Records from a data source
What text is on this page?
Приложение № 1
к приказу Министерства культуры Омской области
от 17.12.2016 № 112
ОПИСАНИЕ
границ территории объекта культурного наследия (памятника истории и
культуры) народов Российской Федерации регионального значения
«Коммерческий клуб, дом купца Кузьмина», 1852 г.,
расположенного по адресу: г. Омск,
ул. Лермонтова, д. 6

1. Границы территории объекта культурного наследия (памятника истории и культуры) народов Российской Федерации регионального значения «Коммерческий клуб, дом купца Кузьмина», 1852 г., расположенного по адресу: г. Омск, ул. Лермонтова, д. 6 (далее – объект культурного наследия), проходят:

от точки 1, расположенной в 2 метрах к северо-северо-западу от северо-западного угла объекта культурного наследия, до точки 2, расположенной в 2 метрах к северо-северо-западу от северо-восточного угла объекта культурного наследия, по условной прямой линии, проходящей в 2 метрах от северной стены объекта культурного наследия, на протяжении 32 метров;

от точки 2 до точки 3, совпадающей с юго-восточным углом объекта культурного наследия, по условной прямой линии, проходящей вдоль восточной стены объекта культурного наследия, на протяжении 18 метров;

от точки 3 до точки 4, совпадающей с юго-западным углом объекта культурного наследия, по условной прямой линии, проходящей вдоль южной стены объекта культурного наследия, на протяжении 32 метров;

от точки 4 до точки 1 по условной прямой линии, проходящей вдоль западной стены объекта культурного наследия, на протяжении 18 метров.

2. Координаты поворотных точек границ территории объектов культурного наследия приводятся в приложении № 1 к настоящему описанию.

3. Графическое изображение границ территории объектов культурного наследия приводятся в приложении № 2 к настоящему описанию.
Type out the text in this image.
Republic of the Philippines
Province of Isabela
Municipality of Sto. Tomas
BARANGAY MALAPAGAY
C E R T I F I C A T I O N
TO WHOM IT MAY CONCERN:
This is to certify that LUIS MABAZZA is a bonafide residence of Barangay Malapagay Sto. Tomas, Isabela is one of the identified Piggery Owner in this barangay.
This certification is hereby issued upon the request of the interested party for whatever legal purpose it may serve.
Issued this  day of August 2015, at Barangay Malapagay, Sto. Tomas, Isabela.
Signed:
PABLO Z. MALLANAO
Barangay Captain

### WHAT YOU HAVE TO DO
Show every line above in which the word "Tomas" occurs.

### PROBLEM SOLUTION
Municipality of Sto. Tomas
This is to certify that LUIS MABAZZA is a bonafide residence of Barangay Malapagay Sto. Tomas, Isabela is one of the identified Piggery Owner in this barangay.
Issued this  day of August 2015, at Barangay Malapagay, Sto. Tomas, Isabela.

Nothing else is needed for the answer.